* What is required: Look through the material below. Copy each line that contains the string "type".

(Figure dataset records)

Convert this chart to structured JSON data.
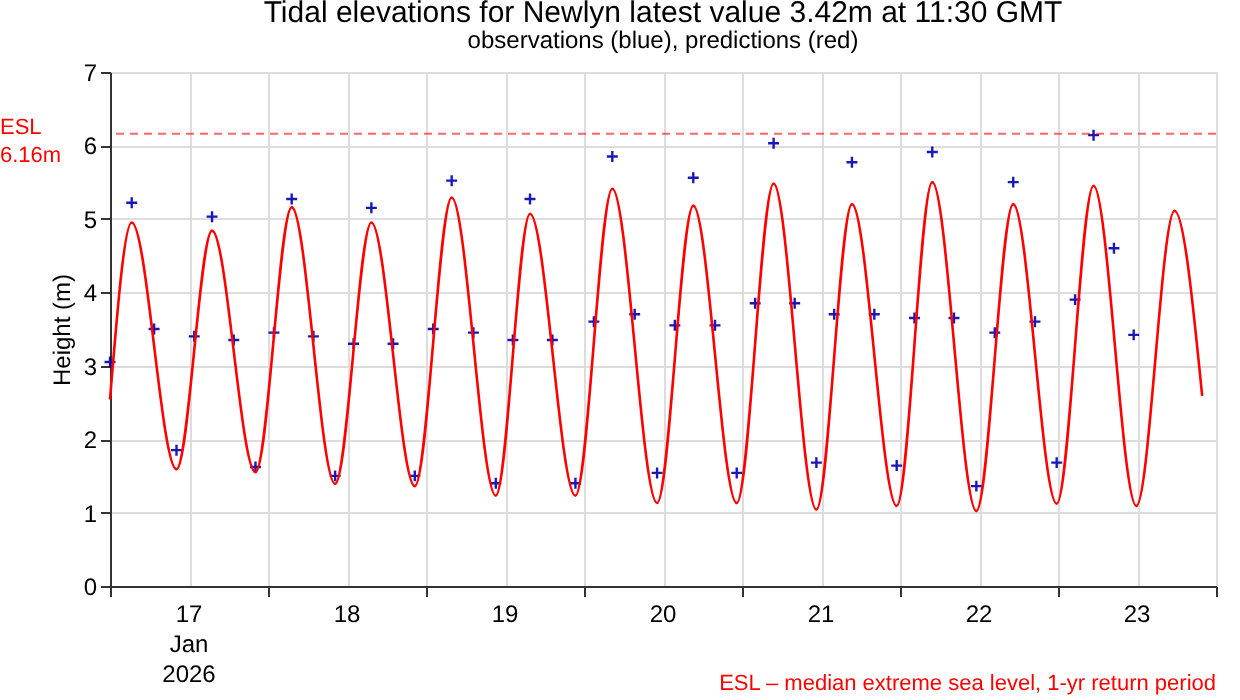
{
  "chart_data": {
    "type": "line",
    "title": "Tidal elevations for Newlyn     latest value 3.42m at 11:30 GMT",
    "subtitle": "observations (blue), predictions (red)",
    "ylabel": "Height (m)",
    "xlim": [
      "2026-01-17T00:00",
      "2026-01-24T00:00"
    ],
    "xticks": [
      {
        "value": "2026-01-17T00:00",
        "label": null
      },
      {
        "value": "2026-01-17T12:00",
        "label": "17 Jan 2026"
      },
      {
        "value": "2026-01-18T00:00",
        "label": null
      },
      {
        "value": "2026-01-18T12:00",
        "label": "18"
      },
      {
        "value": "2026-01-19T00:00",
        "label": null
      },
      {
        "value": "2026-01-19T12:00",
        "label": "19"
      },
      {
        "value": "2026-01-20T00:00",
        "label": null
      },
      {
        "value": "2026-01-20T12:00",
        "label": "20"
      },
      {
        "value": "2026-01-21T00:00",
        "label": null
      },
      {
        "value": "2026-01-21T12:00",
        "label": "21"
      },
      {
        "value": "2026-01-22T00:00",
        "label": null
      },
      {
        "value": "2026-01-22T12:00",
        "label": "22"
      },
      {
        "value": "2026-01-23T00:00",
        "label": null
      },
      {
        "value": "2026-01-23T12:00",
        "label": "23"
      },
      {
        "value": "2026-01-24T00:00",
        "label": null
      }
    ],
    "ylim": [
      0,
      7
    ],
    "yticks": [
      0,
      1,
      2,
      3,
      4,
      5,
      6,
      7
    ],
    "grid": true,
    "ref_lines": [
      {
        "axis": "y",
        "value": 6.16,
        "label": "ESL 6.16m",
        "color": "#ff0000",
        "line_style": "dashed"
      }
    ],
    "annotations": [
      "ESL – median extreme sea level, 1-yr return period"
    ],
    "series": [
      {
        "type": "scatter",
        "marker": "cross",
        "color": "#0000b0",
        "x": [
          "2026-01-17T00:00",
          "2026-01-17T03:18",
          "2026-01-17T06:42",
          "2026-01-17T10:06",
          "2026-01-17T12:48",
          "2026-01-17T15:30",
          "2026-01-17T18:48",
          "2026-01-17T22:06",
          "2026-01-18T00:54",
          "2026-01-18T03:36",
          "2026-01-18T06:54",
          "2026-01-18T10:12",
          "2026-01-18T13:00",
          "2026-01-18T15:42",
          "2026-01-18T19:00",
          "2026-01-18T22:18",
          "2026-01-19T01:06",
          "2026-01-19T03:54",
          "2026-01-19T07:12",
          "2026-01-19T10:36",
          "2026-01-19T13:12",
          "2026-01-19T15:48",
          "2026-01-19T19:12",
          "2026-01-19T22:42",
          "2026-01-20T01:30",
          "2026-01-20T04:18",
          "2026-01-20T07:42",
          "2026-01-20T11:06",
          "2026-01-20T13:48",
          "2026-01-20T16:36",
          "2026-01-20T19:54",
          "2026-01-20T23:12",
          "2026-01-21T02:00",
          "2026-01-21T04:48",
          "2026-01-21T08:00",
          "2026-01-21T11:18",
          "2026-01-21T14:00",
          "2026-01-21T16:42",
          "2026-01-21T20:06",
          "2026-01-21T23:30",
          "2026-01-22T02:12",
          "2026-01-22T04:54",
          "2026-01-22T08:12",
          "2026-01-22T11:36",
          "2026-01-22T14:24",
          "2026-01-22T17:12",
          "2026-01-22T20:30",
          "2026-01-22T23:48",
          "2026-01-23T02:36",
          "2026-01-23T05:24",
          "2026-01-23T08:30",
          "2026-01-23T11:30"
        ],
        "values": [
          3.05,
          5.22,
          3.5,
          1.85,
          3.4,
          5.03,
          3.35,
          1.62,
          3.45,
          5.27,
          3.4,
          1.5,
          3.3,
          5.15,
          3.3,
          1.5,
          3.5,
          5.52,
          3.45,
          1.4,
          3.35,
          5.27,
          3.35,
          1.4,
          3.6,
          5.85,
          3.7,
          1.54,
          3.55,
          5.56,
          3.55,
          1.54,
          3.85,
          6.03,
          3.85,
          1.68,
          3.7,
          5.77,
          3.7,
          1.64,
          3.65,
          5.91,
          3.65,
          1.36,
          3.45,
          5.5,
          3.6,
          1.68,
          3.9,
          6.14,
          4.6,
          3.42
        ]
      },
      {
        "line_style": "solid",
        "color": "#ff0000",
        "x": [
          "2026-01-17T00:00",
          "2026-01-17T03:18",
          "2026-01-17T10:06",
          "2026-01-17T15:30",
          "2026-01-17T22:06",
          "2026-01-18T03:36",
          "2026-01-18T10:12",
          "2026-01-18T15:42",
          "2026-01-18T22:18",
          "2026-01-19T03:54",
          "2026-01-19T10:36",
          "2026-01-19T15:48",
          "2026-01-19T22:42",
          "2026-01-20T04:18",
          "2026-01-20T11:06",
          "2026-01-20T16:36",
          "2026-01-20T23:12",
          "2026-01-21T04:48",
          "2026-01-21T11:18",
          "2026-01-21T16:42",
          "2026-01-21T23:30",
          "2026-01-22T04:54",
          "2026-01-22T11:36",
          "2026-01-22T17:12",
          "2026-01-22T23:48",
          "2026-01-23T05:24",
          "2026-01-23T11:54",
          "2026-01-23T17:42",
          "2026-01-23T21:54"
        ],
        "values": [
          2.54,
          4.95,
          1.59,
          4.84,
          1.55,
          5.16,
          1.39,
          4.95,
          1.36,
          5.29,
          1.23,
          5.07,
          1.23,
          5.41,
          1.13,
          5.18,
          1.13,
          5.48,
          1.04,
          5.2,
          1.09,
          5.5,
          1.02,
          5.2,
          1.12,
          5.45,
          1.09,
          5.11,
          2.59
        ]
      }
    ]
  }
}
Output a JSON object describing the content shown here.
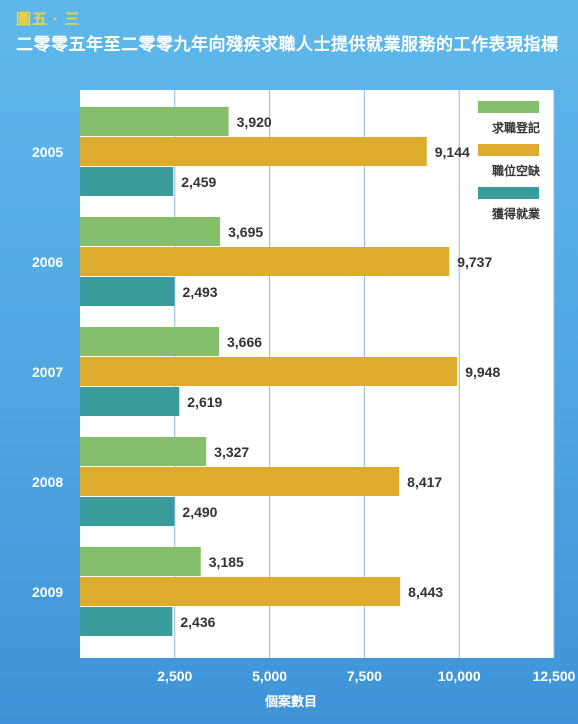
{
  "header": {
    "figure_label": "圖五 · 三",
    "title": "二零零五年至二零零九年向殘疾求職人士提供就業服務的工作表現指標"
  },
  "chart_data": {
    "type": "bar",
    "orientation": "horizontal",
    "categories": [
      "2005",
      "2006",
      "2007",
      "2008",
      "2009"
    ],
    "series": [
      {
        "name": "求職登記",
        "color": "#86bf6c",
        "values": [
          3920,
          3695,
          3666,
          3327,
          3185
        ]
      },
      {
        "name": "職位空缺",
        "color": "#ddab2e",
        "values": [
          9144,
          9737,
          9948,
          8417,
          8443
        ]
      },
      {
        "name": "獲得就業",
        "color": "#3a9b9b",
        "values": [
          2459,
          2493,
          2619,
          2490,
          2436
        ]
      }
    ],
    "value_labels": [
      [
        "3,920",
        "3,695",
        "3,666",
        "3,327",
        "3,185"
      ],
      [
        "9,144",
        "9,737",
        "9,948",
        "8,417",
        "8,443"
      ],
      [
        "2,459",
        "2,493",
        "2,619",
        "2,490",
        "2,436"
      ]
    ],
    "xlabel": "個案數目",
    "xlim": [
      0,
      12500
    ],
    "xticks": [
      2500,
      5000,
      7500,
      10000,
      12500
    ],
    "xtick_labels": [
      "2,500",
      "5,000",
      "7,500",
      "10,000",
      "12,500"
    ],
    "grid": true,
    "legend_position": "top-right"
  }
}
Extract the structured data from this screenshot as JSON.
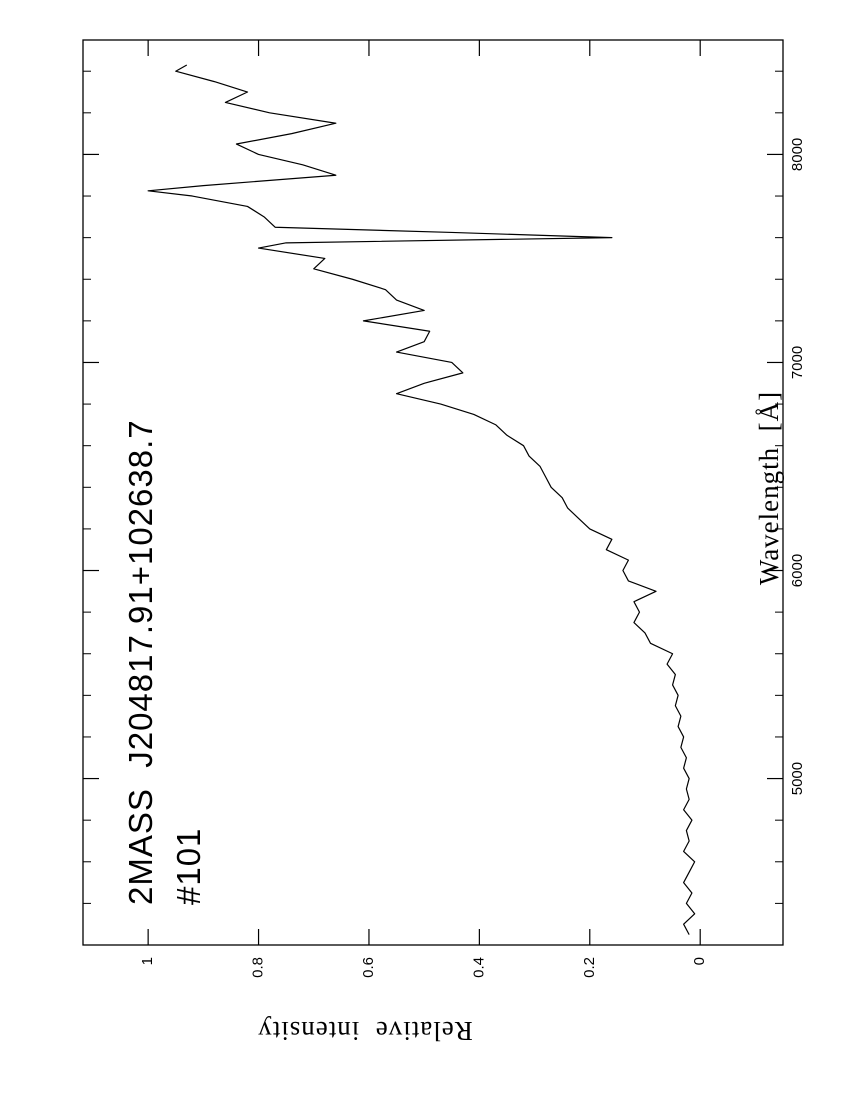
{
  "chart_data": {
    "type": "line",
    "title": "2MASS  J204817.91+102638.7",
    "subtitle": "#101",
    "xlabel": "Wavelength  [Å]",
    "ylabel": "Relative  intensity",
    "x": [
      4250,
      4300,
      4350,
      4400,
      4450,
      4500,
      4550,
      4600,
      4650,
      4700,
      4750,
      4800,
      4850,
      4900,
      4950,
      5000,
      5050,
      5100,
      5150,
      5200,
      5250,
      5300,
      5350,
      5400,
      5450,
      5500,
      5550,
      5600,
      5650,
      5700,
      5750,
      5800,
      5850,
      5900,
      5950,
      6000,
      6050,
      6100,
      6150,
      6200,
      6250,
      6300,
      6350,
      6400,
      6450,
      6500,
      6550,
      6600,
      6650,
      6700,
      6750,
      6800,
      6850,
      6900,
      6950,
      7000,
      7050,
      7100,
      7150,
      7200,
      7250,
      7300,
      7350,
      7400,
      7450,
      7500,
      7550,
      7575,
      7600,
      7625,
      7650,
      7700,
      7750,
      7800,
      7825,
      7850,
      7900,
      7950,
      8000,
      8050,
      8100,
      8150,
      8200,
      8250,
      8300,
      8350,
      8400,
      8430
    ],
    "values": [
      0.02,
      0.03,
      0.01,
      0.025,
      0.015,
      0.03,
      0.02,
      0.01,
      0.03,
      0.02,
      0.025,
      0.015,
      0.03,
      0.02,
      0.025,
      0.02,
      0.03,
      0.025,
      0.035,
      0.03,
      0.04,
      0.035,
      0.045,
      0.04,
      0.05,
      0.045,
      0.06,
      0.05,
      0.09,
      0.1,
      0.12,
      0.11,
      0.12,
      0.08,
      0.13,
      0.14,
      0.13,
      0.17,
      0.16,
      0.2,
      0.22,
      0.24,
      0.25,
      0.27,
      0.28,
      0.29,
      0.31,
      0.32,
      0.35,
      0.37,
      0.41,
      0.47,
      0.55,
      0.5,
      0.43,
      0.45,
      0.55,
      0.5,
      0.49,
      0.61,
      0.5,
      0.55,
      0.57,
      0.63,
      0.7,
      0.68,
      0.8,
      0.75,
      0.16,
      0.45,
      0.77,
      0.79,
      0.82,
      0.92,
      1.0,
      0.9,
      0.66,
      0.72,
      0.8,
      0.84,
      0.74,
      0.66,
      0.78,
      0.86,
      0.82,
      0.88,
      0.95,
      0.93
    ],
    "color": "#000000",
    "xlim": [
      4200,
      8550
    ],
    "xticks": [
      5000,
      6000,
      7000,
      8000
    ],
    "xminor_ticks": [
      4400,
      4600,
      4800,
      5200,
      5400,
      5600,
      5800,
      6200,
      6400,
      6600,
      6800,
      7200,
      7400,
      7600,
      7800,
      8200,
      8400
    ],
    "ylim": [
      -0.15,
      1.118
    ],
    "yticks": [
      0,
      0.2,
      0.4,
      0.6,
      0.8,
      1
    ],
    "grid": false
  }
}
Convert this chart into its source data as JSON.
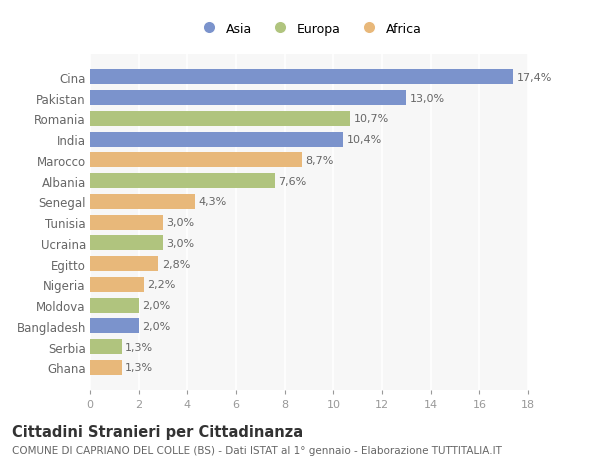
{
  "countries": [
    "Cina",
    "Pakistan",
    "Romania",
    "India",
    "Marocco",
    "Albania",
    "Senegal",
    "Tunisia",
    "Ucraina",
    "Egitto",
    "Nigeria",
    "Moldova",
    "Bangladesh",
    "Serbia",
    "Ghana"
  ],
  "values": [
    17.4,
    13.0,
    10.7,
    10.4,
    8.7,
    7.6,
    4.3,
    3.0,
    3.0,
    2.8,
    2.2,
    2.0,
    2.0,
    1.3,
    1.3
  ],
  "labels": [
    "17,4%",
    "13,0%",
    "10,7%",
    "10,4%",
    "8,7%",
    "7,6%",
    "4,3%",
    "3,0%",
    "3,0%",
    "2,8%",
    "2,2%",
    "2,0%",
    "2,0%",
    "1,3%",
    "1,3%"
  ],
  "continents": [
    "Asia",
    "Asia",
    "Europa",
    "Asia",
    "Africa",
    "Europa",
    "Africa",
    "Africa",
    "Europa",
    "Africa",
    "Africa",
    "Europa",
    "Asia",
    "Europa",
    "Africa"
  ],
  "colors": {
    "Asia": "#7b93cc",
    "Europa": "#b0c47e",
    "Africa": "#e8b87a"
  },
  "legend_labels": [
    "Asia",
    "Europa",
    "Africa"
  ],
  "legend_colors": [
    "#7b93cc",
    "#b0c47e",
    "#e8b87a"
  ],
  "xlim": [
    0,
    18
  ],
  "xticks": [
    0,
    2,
    4,
    6,
    8,
    10,
    12,
    14,
    16,
    18
  ],
  "title": "Cittadini Stranieri per Cittadinanza",
  "subtitle": "COMUNE DI CAPRIANO DEL COLLE (BS) - Dati ISTAT al 1° gennaio - Elaborazione TUTTITALIA.IT",
  "background_color": "#ffffff",
  "plot_bg_color": "#f7f7f7",
  "bar_height": 0.72,
  "label_fontsize": 8,
  "ytick_fontsize": 8.5,
  "xtick_fontsize": 8,
  "title_fontsize": 10.5,
  "subtitle_fontsize": 7.5
}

* Output below:
    "type": "line",
        "type": "scatter",
    "type": "bar",
    "type": "line",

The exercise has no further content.